- **PROBLEM DETAILS**:
Identify and copy all lines of the material where the string "text" is found.

- **MATERIAL FOR THIS EXERCISE**:
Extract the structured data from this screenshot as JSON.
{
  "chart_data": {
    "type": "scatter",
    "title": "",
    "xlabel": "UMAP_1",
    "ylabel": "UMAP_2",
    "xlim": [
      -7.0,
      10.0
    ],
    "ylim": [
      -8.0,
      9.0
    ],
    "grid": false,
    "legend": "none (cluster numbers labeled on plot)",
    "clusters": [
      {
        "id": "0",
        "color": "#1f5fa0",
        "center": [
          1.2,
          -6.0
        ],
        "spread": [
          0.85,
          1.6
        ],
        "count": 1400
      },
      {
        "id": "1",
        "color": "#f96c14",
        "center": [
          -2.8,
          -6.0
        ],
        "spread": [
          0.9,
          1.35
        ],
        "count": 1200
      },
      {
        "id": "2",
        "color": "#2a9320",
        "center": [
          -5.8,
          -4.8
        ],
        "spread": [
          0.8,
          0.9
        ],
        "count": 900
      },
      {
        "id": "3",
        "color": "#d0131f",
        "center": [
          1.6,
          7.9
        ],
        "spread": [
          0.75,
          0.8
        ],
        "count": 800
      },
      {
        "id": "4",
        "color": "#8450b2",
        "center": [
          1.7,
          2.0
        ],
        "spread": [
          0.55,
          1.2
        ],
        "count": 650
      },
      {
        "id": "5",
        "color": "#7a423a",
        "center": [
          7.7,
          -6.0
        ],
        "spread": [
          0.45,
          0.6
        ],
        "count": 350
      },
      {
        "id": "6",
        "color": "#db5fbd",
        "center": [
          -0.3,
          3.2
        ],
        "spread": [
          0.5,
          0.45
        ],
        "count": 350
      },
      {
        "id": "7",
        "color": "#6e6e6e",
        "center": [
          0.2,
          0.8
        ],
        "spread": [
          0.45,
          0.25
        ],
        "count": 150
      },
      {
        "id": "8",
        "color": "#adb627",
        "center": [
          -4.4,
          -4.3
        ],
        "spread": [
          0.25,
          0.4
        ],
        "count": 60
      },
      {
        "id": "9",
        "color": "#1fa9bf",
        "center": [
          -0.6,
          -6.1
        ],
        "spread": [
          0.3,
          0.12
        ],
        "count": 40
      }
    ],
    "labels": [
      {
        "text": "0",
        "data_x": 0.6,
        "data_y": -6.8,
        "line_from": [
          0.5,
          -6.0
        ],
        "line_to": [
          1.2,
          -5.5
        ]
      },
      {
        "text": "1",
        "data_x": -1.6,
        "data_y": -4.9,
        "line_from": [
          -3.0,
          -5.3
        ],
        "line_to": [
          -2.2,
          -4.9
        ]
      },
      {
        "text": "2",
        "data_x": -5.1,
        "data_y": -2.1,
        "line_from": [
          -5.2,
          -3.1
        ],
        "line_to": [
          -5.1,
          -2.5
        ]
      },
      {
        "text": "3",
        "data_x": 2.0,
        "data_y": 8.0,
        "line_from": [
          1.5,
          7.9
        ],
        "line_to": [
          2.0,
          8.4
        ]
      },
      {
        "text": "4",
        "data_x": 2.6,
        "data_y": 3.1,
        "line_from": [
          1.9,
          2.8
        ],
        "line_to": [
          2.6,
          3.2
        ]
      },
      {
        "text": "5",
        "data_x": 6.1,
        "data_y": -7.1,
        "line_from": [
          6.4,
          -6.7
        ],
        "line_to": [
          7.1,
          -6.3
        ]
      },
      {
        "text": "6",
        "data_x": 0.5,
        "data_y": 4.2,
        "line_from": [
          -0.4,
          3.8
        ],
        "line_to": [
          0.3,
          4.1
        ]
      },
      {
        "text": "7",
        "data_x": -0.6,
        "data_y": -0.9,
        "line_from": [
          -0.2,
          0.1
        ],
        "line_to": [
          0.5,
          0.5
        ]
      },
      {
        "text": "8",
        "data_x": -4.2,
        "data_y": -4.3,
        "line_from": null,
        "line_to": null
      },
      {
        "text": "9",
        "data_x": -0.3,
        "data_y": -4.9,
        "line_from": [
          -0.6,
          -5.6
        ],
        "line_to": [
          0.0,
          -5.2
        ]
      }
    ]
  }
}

- **FULL SOLUTION**:
        "text": "0",
        "text": "1",
        "text": "2",
        "text": "3",
        "text": "4",
        "text": "5",
        "text": "6",
        "text": "7",
        "text": "8",
        "text": "9",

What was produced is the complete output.